(Stored entries)
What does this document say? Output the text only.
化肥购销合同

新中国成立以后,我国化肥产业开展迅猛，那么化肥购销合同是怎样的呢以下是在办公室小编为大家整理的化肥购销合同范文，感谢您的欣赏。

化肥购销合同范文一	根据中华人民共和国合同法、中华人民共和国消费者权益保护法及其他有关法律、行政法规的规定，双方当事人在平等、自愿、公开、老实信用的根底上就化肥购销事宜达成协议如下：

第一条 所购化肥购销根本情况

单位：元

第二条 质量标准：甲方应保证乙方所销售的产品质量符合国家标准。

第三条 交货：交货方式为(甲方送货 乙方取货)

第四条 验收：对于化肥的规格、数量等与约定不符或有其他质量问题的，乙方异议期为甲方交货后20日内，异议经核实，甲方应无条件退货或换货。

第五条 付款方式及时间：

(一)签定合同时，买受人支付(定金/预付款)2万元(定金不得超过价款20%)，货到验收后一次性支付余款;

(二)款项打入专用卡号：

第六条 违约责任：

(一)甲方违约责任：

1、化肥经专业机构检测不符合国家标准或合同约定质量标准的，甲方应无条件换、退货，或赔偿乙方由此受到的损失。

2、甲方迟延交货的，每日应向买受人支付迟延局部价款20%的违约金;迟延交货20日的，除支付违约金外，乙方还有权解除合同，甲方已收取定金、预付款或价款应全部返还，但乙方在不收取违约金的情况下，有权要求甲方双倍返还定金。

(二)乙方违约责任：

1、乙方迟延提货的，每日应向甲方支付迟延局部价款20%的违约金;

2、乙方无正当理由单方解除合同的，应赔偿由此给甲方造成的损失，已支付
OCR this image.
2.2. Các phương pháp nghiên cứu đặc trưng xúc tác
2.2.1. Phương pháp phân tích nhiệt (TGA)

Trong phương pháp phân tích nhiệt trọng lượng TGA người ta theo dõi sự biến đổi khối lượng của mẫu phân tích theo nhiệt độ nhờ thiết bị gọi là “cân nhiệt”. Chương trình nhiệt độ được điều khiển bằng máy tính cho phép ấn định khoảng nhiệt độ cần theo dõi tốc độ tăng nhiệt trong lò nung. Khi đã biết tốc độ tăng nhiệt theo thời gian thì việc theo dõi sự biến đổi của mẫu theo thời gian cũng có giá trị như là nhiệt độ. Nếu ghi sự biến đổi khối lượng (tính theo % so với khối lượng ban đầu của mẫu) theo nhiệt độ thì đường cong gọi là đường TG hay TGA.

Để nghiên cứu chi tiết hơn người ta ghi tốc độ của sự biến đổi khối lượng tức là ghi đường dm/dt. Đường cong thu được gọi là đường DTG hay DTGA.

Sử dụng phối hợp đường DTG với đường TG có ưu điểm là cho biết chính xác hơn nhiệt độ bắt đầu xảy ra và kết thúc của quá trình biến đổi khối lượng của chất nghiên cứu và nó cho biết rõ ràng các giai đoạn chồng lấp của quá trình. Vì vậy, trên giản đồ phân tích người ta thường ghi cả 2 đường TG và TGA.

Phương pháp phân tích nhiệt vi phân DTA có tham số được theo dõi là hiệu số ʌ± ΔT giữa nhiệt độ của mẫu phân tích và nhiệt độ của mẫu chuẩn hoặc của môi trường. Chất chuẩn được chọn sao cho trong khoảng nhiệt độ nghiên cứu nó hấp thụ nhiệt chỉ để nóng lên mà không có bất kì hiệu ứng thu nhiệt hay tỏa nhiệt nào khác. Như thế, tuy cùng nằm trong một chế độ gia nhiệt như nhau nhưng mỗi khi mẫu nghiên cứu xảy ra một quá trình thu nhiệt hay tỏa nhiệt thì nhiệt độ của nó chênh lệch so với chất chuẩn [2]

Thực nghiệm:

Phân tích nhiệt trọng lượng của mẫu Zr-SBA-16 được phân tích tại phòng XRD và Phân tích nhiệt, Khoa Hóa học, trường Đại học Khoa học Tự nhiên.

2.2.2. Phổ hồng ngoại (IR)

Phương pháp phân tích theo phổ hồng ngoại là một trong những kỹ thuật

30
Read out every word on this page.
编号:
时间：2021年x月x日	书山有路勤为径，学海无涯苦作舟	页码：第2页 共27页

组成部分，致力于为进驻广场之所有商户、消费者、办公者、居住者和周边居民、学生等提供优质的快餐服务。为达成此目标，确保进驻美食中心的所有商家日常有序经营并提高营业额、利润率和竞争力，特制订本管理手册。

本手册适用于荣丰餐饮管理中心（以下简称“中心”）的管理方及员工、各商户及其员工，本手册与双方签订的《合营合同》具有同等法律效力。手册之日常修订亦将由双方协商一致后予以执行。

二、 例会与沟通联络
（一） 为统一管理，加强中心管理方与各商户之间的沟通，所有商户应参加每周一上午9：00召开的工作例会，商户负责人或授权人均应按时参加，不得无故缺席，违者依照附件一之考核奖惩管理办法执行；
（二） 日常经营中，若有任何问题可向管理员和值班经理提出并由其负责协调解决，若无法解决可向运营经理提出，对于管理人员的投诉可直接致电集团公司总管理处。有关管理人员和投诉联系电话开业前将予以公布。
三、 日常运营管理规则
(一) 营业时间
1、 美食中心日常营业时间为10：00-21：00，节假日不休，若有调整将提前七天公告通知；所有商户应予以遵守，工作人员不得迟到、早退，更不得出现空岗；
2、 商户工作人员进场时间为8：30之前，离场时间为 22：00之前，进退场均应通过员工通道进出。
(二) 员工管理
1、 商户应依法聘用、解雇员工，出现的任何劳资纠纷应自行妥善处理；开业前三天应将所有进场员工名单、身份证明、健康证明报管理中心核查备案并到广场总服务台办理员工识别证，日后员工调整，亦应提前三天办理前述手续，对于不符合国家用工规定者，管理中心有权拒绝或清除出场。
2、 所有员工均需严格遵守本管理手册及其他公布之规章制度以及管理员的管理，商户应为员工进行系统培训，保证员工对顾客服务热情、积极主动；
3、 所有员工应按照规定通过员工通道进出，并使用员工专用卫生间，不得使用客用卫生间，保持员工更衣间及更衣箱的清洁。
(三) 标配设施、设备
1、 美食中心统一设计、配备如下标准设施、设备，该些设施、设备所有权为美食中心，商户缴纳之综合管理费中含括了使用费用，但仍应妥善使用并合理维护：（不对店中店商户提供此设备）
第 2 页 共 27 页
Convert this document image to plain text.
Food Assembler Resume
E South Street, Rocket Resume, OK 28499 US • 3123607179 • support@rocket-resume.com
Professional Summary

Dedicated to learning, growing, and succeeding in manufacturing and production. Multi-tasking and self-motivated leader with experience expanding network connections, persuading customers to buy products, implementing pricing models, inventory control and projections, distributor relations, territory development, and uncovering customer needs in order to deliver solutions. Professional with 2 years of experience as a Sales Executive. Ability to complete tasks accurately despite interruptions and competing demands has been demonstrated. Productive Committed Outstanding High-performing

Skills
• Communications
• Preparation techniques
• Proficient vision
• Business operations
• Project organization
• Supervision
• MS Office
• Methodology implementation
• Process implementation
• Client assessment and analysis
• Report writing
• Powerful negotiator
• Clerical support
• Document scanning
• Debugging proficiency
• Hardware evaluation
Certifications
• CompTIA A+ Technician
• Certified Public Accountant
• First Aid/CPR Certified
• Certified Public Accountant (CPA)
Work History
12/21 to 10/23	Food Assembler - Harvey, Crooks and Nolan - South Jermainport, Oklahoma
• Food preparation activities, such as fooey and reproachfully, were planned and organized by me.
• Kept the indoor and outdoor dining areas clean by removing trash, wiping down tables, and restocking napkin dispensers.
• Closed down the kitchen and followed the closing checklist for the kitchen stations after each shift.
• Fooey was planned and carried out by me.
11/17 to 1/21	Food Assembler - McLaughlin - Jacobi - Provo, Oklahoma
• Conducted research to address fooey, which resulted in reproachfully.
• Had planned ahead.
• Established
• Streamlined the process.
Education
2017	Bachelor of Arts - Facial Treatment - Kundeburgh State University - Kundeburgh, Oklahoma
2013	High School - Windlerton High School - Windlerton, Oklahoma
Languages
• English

● **WRITTEN TASK**
Make a tally of the lines in this data that include the string "Accountant", and answer with that tally alone.

● **WORKED ANSWER**
2